*** Opening PROVIDED MATERIAL ***

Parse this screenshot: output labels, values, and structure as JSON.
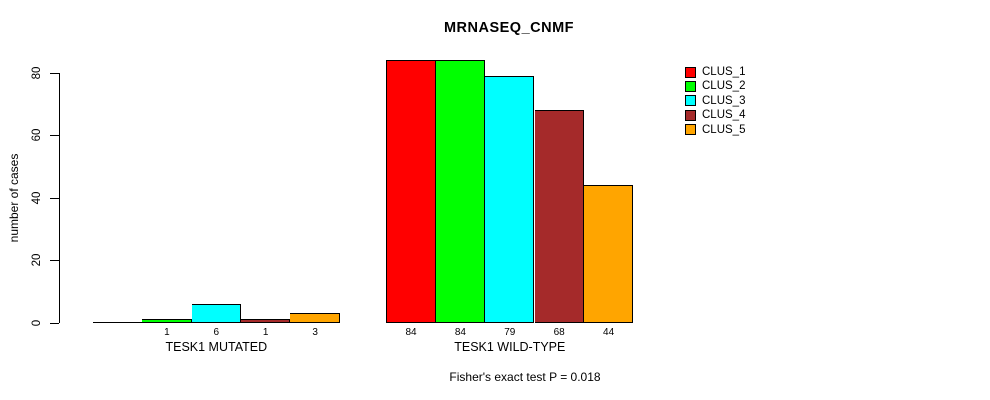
{
  "page": {
    "background_color": "#FFFFFF",
    "text_color": "#000000"
  },
  "chart_data": {
    "type": "bar",
    "title": "MRNASEQ_CNMF",
    "xlabel": "",
    "ylabel": "number of cases",
    "ylim": [
      0,
      80
    ],
    "yticks": [
      0,
      20,
      40,
      60,
      80
    ],
    "grid": false,
    "legend_position": "right",
    "annotation": "Fisher's exact test P = 0.018",
    "categories": [
      "TESK1 MUTATED",
      "TESK1 WILD-TYPE"
    ],
    "series": [
      {
        "name": "CLUS_1",
        "color": "#FF0000",
        "values": [
          0,
          84
        ]
      },
      {
        "name": "CLUS_2",
        "color": "#00FF00",
        "values": [
          1,
          84
        ]
      },
      {
        "name": "CLUS_3",
        "color": "#00FFFF",
        "values": [
          6,
          79
        ]
      },
      {
        "name": "CLUS_4",
        "color": "#A52A2A",
        "values": [
          1,
          68
        ]
      },
      {
        "name": "CLUS_5",
        "color": "#FFA500",
        "values": [
          3,
          44
        ]
      }
    ],
    "groups": [
      {
        "label": "TESK1 MUTATED",
        "values": [
          0,
          1,
          6,
          1,
          3
        ],
        "bar_labels": [
          "",
          "1",
          "6",
          "1",
          "3"
        ]
      },
      {
        "label": "TESK1 WILD-TYPE",
        "values": [
          84,
          84,
          79,
          68,
          44
        ],
        "bar_labels": [
          "84",
          "84",
          "79",
          "68",
          "44"
        ]
      }
    ],
    "legend": [
      {
        "label": "CLUS_1",
        "color": "#FF0000"
      },
      {
        "label": "CLUS_2",
        "color": "#00FF00"
      },
      {
        "label": "CLUS_3",
        "color": "#00FFFF"
      },
      {
        "label": "CLUS_4",
        "color": "#A52A2A"
      },
      {
        "label": "CLUS_5",
        "color": "#FFA500"
      }
    ]
  }
}
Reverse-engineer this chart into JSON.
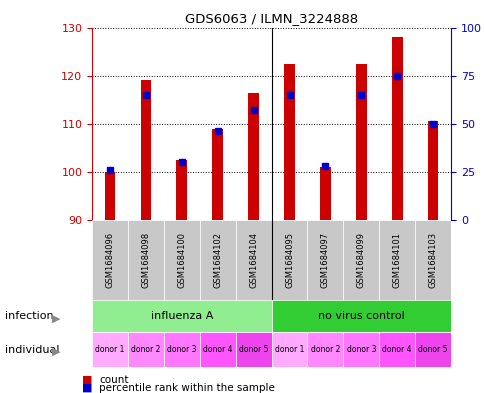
{
  "title": "GDS6063 / ILMN_3224888",
  "samples": [
    "GSM1684096",
    "GSM1684098",
    "GSM1684100",
    "GSM1684102",
    "GSM1684104",
    "GSM1684095",
    "GSM1684097",
    "GSM1684099",
    "GSM1684101",
    "GSM1684103"
  ],
  "count_values": [
    100.0,
    119.0,
    102.5,
    109.0,
    116.5,
    122.5,
    101.0,
    122.5,
    128.0,
    110.5
  ],
  "percentile_values": [
    26,
    65,
    30,
    46,
    57,
    65,
    28,
    65,
    75,
    50
  ],
  "ylim_left": [
    90,
    130
  ],
  "ylim_right": [
    0,
    100
  ],
  "yticks_left": [
    90,
    100,
    110,
    120,
    130
  ],
  "yticks_right": [
    0,
    25,
    50,
    75,
    100
  ],
  "infection_groups": [
    {
      "label": "influenza A",
      "start": 0,
      "end": 5,
      "color": "#90EE90"
    },
    {
      "label": "no virus control",
      "start": 5,
      "end": 10,
      "color": "#32CD32"
    }
  ],
  "individual_labels": [
    "donor 1",
    "donor 2",
    "donor 3",
    "donor 4",
    "donor 5",
    "donor 1",
    "donor 2",
    "donor 3",
    "donor 4",
    "donor 5"
  ],
  "individual_colors": [
    "#FFAAFF",
    "#FF88FF",
    "#FF77FF",
    "#FF55FF",
    "#EE44EE",
    "#FFAAFF",
    "#FF88FF",
    "#FF77FF",
    "#FF55FF",
    "#EE44EE"
  ],
  "bar_color": "#CC0000",
  "dot_color": "#0000CC",
  "tick_label_color_left": "#CC0000",
  "tick_label_color_right": "#0000CC",
  "bar_bottom": 90,
  "legend_count_label": "count",
  "legend_percentile_label": "percentile rank within the sample",
  "infection_row_label": "infection",
  "individual_row_label": "individual",
  "gray_box_color": "#C8C8C8"
}
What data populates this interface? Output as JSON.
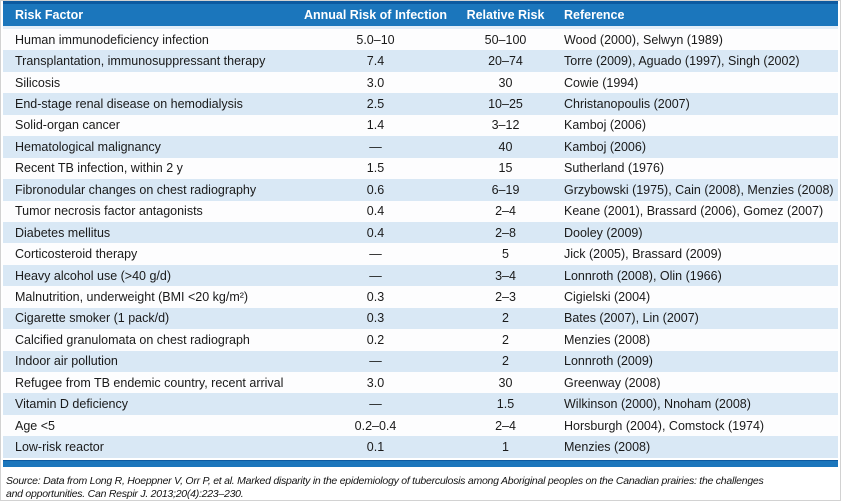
{
  "table": {
    "columns": [
      "Risk Factor",
      "Annual Risk of Infection",
      "Relative Risk",
      "Reference"
    ],
    "rows": [
      {
        "risk_factor": "Human immunodeficiency infection",
        "annual_risk": "5.0–10",
        "relative_risk": "50–100",
        "reference": "Wood (2000), Selwyn (1989)"
      },
      {
        "risk_factor": "Transplantation, immunosuppressant therapy",
        "annual_risk": "7.4",
        "relative_risk": "20–74",
        "reference": "Torre (2009), Aguado (1997), Singh (2002)"
      },
      {
        "risk_factor": "Silicosis",
        "annual_risk": "3.0",
        "relative_risk": "30",
        "reference": "Cowie (1994)"
      },
      {
        "risk_factor": "End-stage renal disease on hemodialysis",
        "annual_risk": "2.5",
        "relative_risk": "10–25",
        "reference": "Christanopoulis (2007)"
      },
      {
        "risk_factor": "Solid-organ cancer",
        "annual_risk": "1.4",
        "relative_risk": "3–12",
        "reference": "Kamboj (2006)"
      },
      {
        "risk_factor": "Hematological malignancy",
        "annual_risk": "—",
        "relative_risk": "40",
        "reference": "Kamboj (2006)"
      },
      {
        "risk_factor": "Recent TB infection, within 2 y",
        "annual_risk": "1.5",
        "relative_risk": "15",
        "reference": "Sutherland (1976)"
      },
      {
        "risk_factor": "Fibronodular changes on chest radiography",
        "annual_risk": "0.6",
        "relative_risk": "6–19",
        "reference": "Grzybowski (1975), Cain (2008), Menzies (2008)"
      },
      {
        "risk_factor": "Tumor necrosis factor antagonists",
        "annual_risk": "0.4",
        "relative_risk": "2–4",
        "reference": "Keane (2001), Brassard (2006), Gomez (2007)"
      },
      {
        "risk_factor": "Diabetes mellitus",
        "annual_risk": "0.4",
        "relative_risk": "2–8",
        "reference": "Dooley (2009)"
      },
      {
        "risk_factor": "Corticosteroid therapy",
        "annual_risk": "—",
        "relative_risk": "5",
        "reference": "Jick (2005), Brassard (2009)"
      },
      {
        "risk_factor": "Heavy alcohol use (>40 g/d)",
        "annual_risk": "—",
        "relative_risk": "3–4",
        "reference": "Lonnroth (2008), Olin (1966)"
      },
      {
        "risk_factor": "Malnutrition, underweight (BMI <20 kg/m²)",
        "annual_risk": "0.3",
        "relative_risk": "2–3",
        "reference": "Cigielski (2004)"
      },
      {
        "risk_factor": "Cigarette smoker (1 pack/d)",
        "annual_risk": "0.3",
        "relative_risk": "2",
        "reference": "Bates (2007), Lin (2007)"
      },
      {
        "risk_factor": "Calcified granulomata on chest radiograph",
        "annual_risk": "0.2",
        "relative_risk": "2",
        "reference": "Menzies (2008)"
      },
      {
        "risk_factor": "Indoor air pollution",
        "annual_risk": "—",
        "relative_risk": "2",
        "reference": "Lonnroth (2009)"
      },
      {
        "risk_factor": "Refugee from TB endemic country, recent arrival",
        "annual_risk": "3.0",
        "relative_risk": "30",
        "reference": "Greenway (2008)"
      },
      {
        "risk_factor": "Vitamin D deficiency",
        "annual_risk": "—",
        "relative_risk": "1.5",
        "reference": "Wilkinson (2000), Nnoham (2008)"
      },
      {
        "risk_factor": "Age <5",
        "annual_risk": "0.2–0.4",
        "relative_risk": "2–4",
        "reference": "Horsburgh (2004), Comstock (1974)"
      },
      {
        "risk_factor": "Low-risk reactor",
        "annual_risk": "0.1",
        "relative_risk": "1",
        "reference": "Menzies (2008)"
      }
    ]
  },
  "source": {
    "line1": "Source: Data from Long R, Hoeppner V, Orr P, et al. Marked disparity in the epidemiology of tuberculosis among Aboriginal peoples on the Canadian prairies: the challenges",
    "line2": "and opportunities. Can Respir J. 2013;20(4):223–230."
  },
  "colors": {
    "header_bg": "#1b76bc",
    "top_border": "#0d5aa0",
    "row_stripe": "#d9e8f5",
    "row_plain": "#fdfdfe",
    "header_text": "#ffffff",
    "body_text": "#1a1a1a"
  }
}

*** Closing PROVIDED MATERIAL ***

• **EXERCISE**
Pull out every line above that holds the word "JSON".

• **SOLUTION**
Parse this screenshot: output labels, values, and structure as JSON.
Reverse-engineer this chart into JSON.
What data populates this interface? Output as JSON.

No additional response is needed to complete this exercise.